Extracts from a graphics dataset:

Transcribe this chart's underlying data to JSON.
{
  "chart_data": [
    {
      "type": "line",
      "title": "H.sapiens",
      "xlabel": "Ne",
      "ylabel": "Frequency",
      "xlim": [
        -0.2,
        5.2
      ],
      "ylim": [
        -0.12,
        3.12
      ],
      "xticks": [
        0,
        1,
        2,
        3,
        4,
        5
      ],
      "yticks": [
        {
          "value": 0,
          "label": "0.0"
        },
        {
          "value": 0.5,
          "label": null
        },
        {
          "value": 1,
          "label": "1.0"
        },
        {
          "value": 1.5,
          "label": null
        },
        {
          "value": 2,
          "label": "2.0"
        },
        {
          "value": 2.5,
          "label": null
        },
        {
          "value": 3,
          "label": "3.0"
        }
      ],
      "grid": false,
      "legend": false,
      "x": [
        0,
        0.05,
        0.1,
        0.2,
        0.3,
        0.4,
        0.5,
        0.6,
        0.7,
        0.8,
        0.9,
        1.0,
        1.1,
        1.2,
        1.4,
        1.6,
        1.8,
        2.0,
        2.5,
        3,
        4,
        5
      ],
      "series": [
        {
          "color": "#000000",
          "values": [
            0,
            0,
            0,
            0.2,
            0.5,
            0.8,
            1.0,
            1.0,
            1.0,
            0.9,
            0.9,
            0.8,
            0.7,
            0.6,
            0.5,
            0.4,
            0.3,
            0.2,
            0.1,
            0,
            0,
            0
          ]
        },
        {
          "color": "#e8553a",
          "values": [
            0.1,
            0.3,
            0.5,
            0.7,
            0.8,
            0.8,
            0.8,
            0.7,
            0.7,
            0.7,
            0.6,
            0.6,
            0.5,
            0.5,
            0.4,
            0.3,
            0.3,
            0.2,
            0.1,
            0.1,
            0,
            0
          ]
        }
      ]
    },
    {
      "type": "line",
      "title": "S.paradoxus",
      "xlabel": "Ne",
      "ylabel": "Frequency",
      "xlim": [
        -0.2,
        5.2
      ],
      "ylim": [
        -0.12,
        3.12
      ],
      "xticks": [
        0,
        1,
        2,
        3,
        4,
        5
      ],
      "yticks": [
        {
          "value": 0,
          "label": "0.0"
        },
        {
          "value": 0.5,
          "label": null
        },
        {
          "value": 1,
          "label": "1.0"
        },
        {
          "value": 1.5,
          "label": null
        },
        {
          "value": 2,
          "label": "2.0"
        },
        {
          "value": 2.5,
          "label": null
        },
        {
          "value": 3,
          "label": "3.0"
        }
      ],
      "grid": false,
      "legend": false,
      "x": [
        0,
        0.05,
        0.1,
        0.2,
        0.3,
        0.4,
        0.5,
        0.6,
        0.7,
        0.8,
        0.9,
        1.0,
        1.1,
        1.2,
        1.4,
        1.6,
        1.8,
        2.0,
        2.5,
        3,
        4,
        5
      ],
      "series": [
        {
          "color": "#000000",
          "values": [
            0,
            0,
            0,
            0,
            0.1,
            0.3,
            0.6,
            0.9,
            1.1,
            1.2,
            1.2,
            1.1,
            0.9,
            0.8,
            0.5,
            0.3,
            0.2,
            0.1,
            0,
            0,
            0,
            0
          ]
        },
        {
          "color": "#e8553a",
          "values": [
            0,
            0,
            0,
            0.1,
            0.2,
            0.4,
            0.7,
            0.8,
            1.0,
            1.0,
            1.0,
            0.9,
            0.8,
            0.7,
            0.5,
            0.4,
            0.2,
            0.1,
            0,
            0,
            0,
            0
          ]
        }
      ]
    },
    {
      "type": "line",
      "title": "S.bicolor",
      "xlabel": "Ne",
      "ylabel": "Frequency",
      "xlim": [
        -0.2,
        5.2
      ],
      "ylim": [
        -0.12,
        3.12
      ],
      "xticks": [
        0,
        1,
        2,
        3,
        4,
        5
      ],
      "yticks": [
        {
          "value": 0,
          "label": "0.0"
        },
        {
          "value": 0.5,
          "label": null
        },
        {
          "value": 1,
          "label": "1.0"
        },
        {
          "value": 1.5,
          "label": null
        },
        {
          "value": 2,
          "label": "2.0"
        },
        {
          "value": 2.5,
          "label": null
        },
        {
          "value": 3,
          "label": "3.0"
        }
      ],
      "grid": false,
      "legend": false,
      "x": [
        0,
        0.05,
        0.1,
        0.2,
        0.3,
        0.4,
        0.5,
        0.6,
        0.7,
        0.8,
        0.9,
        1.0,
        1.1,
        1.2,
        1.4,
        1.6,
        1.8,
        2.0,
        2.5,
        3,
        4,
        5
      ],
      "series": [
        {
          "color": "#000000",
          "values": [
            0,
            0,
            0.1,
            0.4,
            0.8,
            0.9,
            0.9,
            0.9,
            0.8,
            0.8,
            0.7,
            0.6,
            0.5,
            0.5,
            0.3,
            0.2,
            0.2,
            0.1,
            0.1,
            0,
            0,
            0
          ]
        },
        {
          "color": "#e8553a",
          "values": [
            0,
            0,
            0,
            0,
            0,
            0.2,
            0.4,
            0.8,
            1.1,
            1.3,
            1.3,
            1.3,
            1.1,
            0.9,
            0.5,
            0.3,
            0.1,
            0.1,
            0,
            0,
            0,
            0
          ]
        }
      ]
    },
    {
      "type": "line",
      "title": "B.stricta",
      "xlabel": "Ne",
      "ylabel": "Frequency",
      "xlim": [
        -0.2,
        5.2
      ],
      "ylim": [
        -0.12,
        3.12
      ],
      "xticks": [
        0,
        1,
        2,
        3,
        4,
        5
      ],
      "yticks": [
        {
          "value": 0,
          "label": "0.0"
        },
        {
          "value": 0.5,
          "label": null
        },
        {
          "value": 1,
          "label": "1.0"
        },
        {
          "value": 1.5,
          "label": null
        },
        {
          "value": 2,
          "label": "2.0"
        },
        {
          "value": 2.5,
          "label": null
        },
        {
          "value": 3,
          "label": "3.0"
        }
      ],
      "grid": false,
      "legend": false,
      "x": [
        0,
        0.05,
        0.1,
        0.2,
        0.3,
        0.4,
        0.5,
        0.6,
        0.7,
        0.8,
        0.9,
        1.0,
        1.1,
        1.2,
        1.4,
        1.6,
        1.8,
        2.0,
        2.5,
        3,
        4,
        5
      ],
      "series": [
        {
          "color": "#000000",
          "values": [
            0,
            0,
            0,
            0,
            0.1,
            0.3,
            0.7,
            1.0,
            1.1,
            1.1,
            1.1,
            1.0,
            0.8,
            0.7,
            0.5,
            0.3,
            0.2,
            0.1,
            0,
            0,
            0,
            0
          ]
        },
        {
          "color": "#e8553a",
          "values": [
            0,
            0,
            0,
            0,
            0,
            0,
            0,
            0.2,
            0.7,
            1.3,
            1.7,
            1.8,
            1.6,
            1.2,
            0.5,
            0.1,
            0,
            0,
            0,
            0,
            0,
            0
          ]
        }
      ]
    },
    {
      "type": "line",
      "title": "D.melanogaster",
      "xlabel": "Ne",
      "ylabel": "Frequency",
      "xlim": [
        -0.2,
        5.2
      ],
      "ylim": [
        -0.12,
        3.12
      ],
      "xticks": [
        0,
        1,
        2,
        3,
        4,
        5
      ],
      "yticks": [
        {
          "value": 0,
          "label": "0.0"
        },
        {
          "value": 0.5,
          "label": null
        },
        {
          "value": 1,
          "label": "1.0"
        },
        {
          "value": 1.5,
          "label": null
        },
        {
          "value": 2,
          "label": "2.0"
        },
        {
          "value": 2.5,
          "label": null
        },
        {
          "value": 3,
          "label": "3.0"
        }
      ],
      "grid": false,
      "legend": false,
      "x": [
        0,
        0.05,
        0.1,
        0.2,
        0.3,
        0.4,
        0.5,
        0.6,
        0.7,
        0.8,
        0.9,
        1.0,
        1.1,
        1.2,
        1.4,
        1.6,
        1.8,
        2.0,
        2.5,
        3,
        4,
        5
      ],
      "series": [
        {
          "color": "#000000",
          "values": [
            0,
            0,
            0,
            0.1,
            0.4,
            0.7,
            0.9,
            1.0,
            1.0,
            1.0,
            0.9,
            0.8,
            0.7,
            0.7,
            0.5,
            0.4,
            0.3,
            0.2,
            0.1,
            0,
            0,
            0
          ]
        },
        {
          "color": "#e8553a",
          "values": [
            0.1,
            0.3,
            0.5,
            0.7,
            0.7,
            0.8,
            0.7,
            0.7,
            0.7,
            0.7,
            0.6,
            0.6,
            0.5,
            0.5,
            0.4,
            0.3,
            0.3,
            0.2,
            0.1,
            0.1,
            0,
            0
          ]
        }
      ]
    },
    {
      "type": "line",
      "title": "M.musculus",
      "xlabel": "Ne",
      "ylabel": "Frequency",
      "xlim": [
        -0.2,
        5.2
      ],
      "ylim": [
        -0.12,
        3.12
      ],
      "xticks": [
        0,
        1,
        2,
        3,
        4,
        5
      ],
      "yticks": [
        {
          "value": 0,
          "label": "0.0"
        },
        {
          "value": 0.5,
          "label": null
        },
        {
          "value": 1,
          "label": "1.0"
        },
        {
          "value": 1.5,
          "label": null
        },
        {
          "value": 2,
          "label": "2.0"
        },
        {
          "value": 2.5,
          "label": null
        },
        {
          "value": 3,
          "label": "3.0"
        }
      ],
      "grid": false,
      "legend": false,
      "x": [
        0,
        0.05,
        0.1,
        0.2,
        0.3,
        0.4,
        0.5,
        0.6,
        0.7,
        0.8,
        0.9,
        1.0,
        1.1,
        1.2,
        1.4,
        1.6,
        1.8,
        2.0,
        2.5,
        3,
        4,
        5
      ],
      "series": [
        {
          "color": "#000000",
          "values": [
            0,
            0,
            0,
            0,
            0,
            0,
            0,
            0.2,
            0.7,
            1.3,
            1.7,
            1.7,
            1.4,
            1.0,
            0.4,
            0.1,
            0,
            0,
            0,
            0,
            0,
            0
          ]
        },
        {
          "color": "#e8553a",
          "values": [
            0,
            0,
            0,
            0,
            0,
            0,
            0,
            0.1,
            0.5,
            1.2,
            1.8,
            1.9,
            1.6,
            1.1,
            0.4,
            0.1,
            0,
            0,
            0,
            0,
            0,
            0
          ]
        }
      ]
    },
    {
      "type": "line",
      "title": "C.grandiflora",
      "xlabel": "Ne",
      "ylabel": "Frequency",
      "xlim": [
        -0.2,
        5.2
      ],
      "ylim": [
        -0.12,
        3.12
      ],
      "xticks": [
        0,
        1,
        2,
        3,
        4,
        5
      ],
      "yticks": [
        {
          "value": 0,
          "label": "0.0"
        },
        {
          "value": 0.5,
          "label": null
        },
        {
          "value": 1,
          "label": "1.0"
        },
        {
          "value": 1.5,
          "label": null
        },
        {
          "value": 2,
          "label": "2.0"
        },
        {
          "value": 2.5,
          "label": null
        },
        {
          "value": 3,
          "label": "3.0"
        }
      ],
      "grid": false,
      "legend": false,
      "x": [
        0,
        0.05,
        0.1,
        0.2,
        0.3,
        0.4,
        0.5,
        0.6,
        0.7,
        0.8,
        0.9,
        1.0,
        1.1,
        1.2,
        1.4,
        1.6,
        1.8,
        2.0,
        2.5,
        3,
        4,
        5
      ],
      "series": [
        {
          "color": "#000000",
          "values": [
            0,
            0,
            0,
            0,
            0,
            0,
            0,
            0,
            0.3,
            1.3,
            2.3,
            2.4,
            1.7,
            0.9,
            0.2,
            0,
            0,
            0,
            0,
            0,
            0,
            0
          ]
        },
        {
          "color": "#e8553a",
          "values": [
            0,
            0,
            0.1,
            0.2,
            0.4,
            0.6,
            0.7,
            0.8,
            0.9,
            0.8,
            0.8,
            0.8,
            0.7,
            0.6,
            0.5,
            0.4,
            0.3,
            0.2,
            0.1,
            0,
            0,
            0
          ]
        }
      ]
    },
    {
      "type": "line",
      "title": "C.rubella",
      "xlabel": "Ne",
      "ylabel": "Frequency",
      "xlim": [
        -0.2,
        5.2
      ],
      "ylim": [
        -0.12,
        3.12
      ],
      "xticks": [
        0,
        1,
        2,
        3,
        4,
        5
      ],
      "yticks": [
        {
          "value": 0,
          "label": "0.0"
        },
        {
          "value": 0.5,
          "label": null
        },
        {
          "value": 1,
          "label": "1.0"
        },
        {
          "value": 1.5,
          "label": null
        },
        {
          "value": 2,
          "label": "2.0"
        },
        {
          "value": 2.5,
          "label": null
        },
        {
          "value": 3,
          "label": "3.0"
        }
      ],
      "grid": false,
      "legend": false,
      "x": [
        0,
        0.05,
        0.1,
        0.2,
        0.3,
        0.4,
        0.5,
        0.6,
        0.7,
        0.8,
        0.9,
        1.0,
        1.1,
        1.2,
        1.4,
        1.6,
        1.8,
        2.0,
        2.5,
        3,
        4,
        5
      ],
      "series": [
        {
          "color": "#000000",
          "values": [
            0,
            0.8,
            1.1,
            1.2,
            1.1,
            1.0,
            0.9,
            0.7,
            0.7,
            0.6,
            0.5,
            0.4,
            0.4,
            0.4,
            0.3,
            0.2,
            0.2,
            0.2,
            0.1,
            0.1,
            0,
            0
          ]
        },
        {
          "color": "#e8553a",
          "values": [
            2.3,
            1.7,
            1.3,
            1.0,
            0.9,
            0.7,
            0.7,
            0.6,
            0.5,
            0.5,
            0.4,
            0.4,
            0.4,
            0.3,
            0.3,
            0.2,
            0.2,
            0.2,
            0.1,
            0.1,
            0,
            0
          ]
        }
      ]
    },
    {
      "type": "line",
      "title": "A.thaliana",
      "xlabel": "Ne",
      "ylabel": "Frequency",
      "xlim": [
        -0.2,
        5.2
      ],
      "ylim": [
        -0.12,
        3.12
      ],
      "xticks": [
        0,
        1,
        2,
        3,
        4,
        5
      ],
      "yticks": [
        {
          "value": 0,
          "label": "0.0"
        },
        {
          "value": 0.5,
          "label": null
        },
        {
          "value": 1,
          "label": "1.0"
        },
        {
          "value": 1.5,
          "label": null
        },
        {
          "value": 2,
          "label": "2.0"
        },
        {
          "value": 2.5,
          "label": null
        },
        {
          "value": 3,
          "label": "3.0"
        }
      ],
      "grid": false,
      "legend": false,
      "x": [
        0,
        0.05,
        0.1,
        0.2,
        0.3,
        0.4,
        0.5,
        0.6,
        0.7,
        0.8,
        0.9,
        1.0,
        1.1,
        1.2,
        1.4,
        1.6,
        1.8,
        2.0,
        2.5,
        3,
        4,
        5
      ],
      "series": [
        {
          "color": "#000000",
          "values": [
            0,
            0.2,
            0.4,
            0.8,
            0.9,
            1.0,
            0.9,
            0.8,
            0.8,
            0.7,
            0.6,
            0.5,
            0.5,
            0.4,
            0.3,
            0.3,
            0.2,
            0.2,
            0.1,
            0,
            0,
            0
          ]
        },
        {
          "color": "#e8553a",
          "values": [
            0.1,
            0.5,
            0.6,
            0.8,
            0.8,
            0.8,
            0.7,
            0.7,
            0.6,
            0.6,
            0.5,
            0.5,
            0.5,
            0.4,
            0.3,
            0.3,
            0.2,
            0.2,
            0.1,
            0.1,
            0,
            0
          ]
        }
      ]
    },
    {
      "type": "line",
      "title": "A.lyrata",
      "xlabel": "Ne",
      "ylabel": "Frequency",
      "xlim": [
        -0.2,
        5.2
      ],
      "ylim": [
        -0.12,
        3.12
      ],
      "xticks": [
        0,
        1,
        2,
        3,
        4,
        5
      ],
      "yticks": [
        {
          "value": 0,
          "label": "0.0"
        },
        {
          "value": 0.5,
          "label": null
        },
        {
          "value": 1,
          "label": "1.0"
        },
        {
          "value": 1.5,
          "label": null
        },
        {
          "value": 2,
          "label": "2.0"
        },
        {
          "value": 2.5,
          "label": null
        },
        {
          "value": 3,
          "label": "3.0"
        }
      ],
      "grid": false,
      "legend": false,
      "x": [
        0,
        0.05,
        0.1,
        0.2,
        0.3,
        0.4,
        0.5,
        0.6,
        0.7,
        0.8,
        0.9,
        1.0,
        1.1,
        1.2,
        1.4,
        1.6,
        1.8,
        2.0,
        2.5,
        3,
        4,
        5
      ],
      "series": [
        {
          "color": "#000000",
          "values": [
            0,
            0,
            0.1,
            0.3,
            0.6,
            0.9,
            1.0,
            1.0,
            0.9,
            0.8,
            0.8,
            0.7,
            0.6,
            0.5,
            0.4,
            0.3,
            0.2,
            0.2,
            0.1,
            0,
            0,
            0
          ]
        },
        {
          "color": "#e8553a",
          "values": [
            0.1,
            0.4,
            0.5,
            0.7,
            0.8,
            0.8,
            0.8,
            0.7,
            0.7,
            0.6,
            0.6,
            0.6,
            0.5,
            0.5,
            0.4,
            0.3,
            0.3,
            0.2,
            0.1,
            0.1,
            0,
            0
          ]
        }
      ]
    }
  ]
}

-- Instruction --
Tally the lines of the listing above that include the word "title". Answer with the number alone.

-- Result of the exercise --
10